Corporate Client Classifier - AI Credit Segmentation

🌍 Read in English | 🇧🇷 Leia em Português

This Machine Learning project aims to classify corporate clients (B2B) of a credit company into different segments (Starter, Bronze, Silver, and Gold). The classification assists in strategic decision-making and the personalized offering of financial products.

The project covers everything from Exploratory Data Analysis (EDA) to the deployment of an interactive interface for batch prediction.

Project Structure

The main files in the repository are:

classificacao_segmento_empresa.ipynb: The "core" of the project. A Jupyter Notebook containing:
- Exploratory Data Analysis (EDA) with charts (Plotly/Matplotlib).
- Data preprocessing (Pipeline, Imputation, OneHotEncoding).
- Model training (Decision Tree Classifier).
- Hyperparameter optimization with Optuna.
- Creation of a Gradio interface for model usage.
dataset_segmentos_clientes.csv: Historical database used to train and validate the model.
novas_empresas.csv: Example file containing new clients to test the model's predictions.
modelo_classificacao_decision_tree.pkl: The trained and serialized (saved) model ready for use.
Pipfile & Pipfile.lock: Dependency management files (Pipenv virtual environment).

Task requirements =>
1) List every line in the rows that contains the string "cache".
2) Finish out the next part of the credit segmentation project description, picking up right after its last line.

Material to process =>
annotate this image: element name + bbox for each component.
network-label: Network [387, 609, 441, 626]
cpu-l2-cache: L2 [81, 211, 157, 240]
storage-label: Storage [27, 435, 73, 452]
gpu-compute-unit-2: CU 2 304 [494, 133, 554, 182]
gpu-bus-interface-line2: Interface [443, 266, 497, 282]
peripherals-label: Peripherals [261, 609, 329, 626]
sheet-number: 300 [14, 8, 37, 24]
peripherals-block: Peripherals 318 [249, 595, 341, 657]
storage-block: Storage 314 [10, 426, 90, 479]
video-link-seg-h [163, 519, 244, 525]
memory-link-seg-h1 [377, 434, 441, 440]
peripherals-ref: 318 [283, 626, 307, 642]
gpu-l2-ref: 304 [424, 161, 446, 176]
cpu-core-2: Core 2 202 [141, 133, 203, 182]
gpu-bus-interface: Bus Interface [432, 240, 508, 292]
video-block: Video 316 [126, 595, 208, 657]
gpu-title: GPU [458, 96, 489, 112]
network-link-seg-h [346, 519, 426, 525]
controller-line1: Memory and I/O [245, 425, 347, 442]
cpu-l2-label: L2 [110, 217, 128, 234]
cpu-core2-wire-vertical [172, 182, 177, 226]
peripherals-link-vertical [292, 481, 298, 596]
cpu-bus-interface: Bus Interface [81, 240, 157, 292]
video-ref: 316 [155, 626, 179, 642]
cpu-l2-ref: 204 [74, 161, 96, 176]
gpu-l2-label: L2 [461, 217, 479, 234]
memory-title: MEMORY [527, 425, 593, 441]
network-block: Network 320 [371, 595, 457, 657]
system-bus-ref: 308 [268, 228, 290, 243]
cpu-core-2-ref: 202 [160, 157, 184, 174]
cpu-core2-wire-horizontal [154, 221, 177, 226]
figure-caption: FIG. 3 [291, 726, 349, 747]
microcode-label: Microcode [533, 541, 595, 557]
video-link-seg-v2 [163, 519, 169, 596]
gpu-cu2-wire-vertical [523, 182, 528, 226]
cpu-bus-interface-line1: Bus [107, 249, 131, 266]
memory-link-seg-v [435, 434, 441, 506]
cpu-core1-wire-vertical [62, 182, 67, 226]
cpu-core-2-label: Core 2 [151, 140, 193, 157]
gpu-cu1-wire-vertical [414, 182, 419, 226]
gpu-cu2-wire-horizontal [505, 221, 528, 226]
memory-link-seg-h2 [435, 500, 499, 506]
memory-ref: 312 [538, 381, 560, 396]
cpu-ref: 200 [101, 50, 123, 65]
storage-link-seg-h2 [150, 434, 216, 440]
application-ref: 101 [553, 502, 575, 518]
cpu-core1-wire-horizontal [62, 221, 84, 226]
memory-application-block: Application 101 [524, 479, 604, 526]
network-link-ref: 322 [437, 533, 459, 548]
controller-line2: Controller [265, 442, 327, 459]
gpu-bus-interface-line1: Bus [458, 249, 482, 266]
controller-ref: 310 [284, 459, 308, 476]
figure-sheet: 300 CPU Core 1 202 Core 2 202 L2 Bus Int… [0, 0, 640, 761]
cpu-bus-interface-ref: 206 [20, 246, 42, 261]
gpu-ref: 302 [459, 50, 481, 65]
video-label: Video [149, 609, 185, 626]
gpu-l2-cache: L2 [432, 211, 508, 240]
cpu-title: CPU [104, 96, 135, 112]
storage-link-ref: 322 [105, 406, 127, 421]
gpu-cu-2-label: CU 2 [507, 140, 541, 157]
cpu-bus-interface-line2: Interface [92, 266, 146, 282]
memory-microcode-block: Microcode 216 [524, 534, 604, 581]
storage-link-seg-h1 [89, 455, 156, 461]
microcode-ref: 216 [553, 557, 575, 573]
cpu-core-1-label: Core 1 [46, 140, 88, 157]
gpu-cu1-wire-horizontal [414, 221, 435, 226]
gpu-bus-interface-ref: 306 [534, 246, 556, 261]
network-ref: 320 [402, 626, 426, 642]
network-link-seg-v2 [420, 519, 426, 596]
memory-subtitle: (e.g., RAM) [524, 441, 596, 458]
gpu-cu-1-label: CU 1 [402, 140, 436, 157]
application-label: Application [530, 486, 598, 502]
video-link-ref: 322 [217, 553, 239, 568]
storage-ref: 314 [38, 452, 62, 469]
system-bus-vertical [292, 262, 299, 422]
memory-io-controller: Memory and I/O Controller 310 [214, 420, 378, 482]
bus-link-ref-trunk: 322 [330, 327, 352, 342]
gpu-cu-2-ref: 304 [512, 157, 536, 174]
---
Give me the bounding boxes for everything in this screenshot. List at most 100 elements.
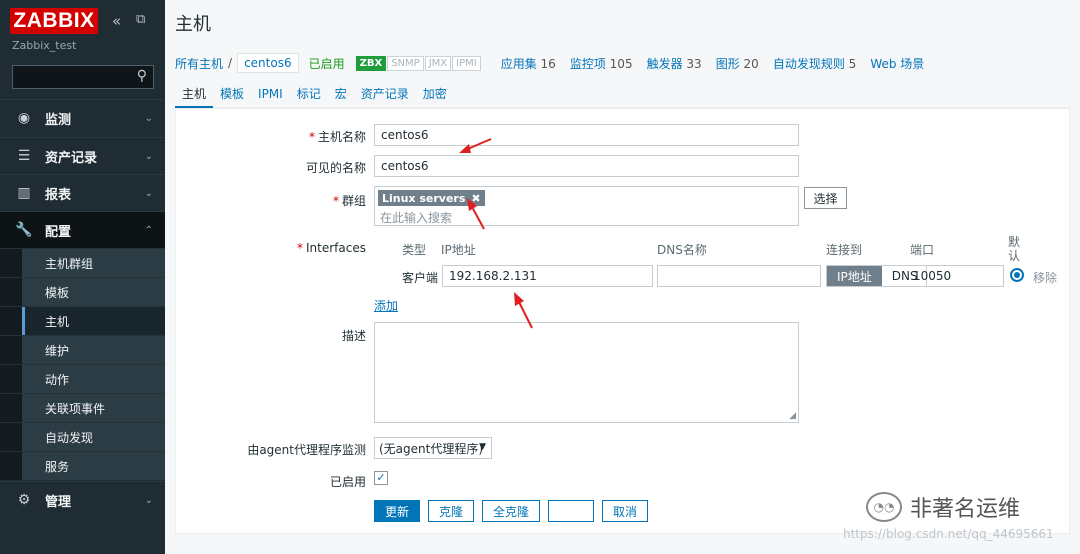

Final answers =>
1)
cpu-l2-cache: L2 [81, 211, 157, 240]
gpu-l2-cache: L2 [432, 211, 508, 240]

2)
README.md: Project documentation.

Technologies Used

The project was developed in Python 3.13, using the Pipenv package manager. The main libraries are:

Data Manipulation: pandas, numpy
Visualization: matplotlib, plotly, pingouin
Machine Learning: scikit-learn (Decision Tree, Pipelines, Cross-Validation)
Optimization: optuna (Hyperparameter fine-tuning)
Interface/Deployment: gradio (Web App creation for CSV upload)
Serialization: joblib

📊 Data Dictionary

The variables used to classify the companies are:

Variable	Type	Description
`atividade_economica`	Categorical	Business sector (e.g., Commerce, Industry, Services, Agribusiness).
`faturamento_mensal`	Numerical	Average monthly revenue of the company.
`numero_de_funcionarios`	Numerical	Total number of employees.
`localizacao`	Categorical	Headquarters city/state (e.g., São Paulo, Rio de Janeiro).
`idade`	Numerical	Company age (in years).
`inovacao`	Numerical	Internal innovation index (score).
`segmento_de_cliente`	Target	The final classification: Starter, Bronze, Silver, Gold.

How to Run the Project

Prerequisites

Python 3.13+
Pipenv (Package manager)

Step-by-Step Guide

Clone the repository:

git clone [https://github.com/danilotavares-dev/classificador-clientes-IA.git](https://github.com/danilotavares-dev/classificador-clientes-IA.git)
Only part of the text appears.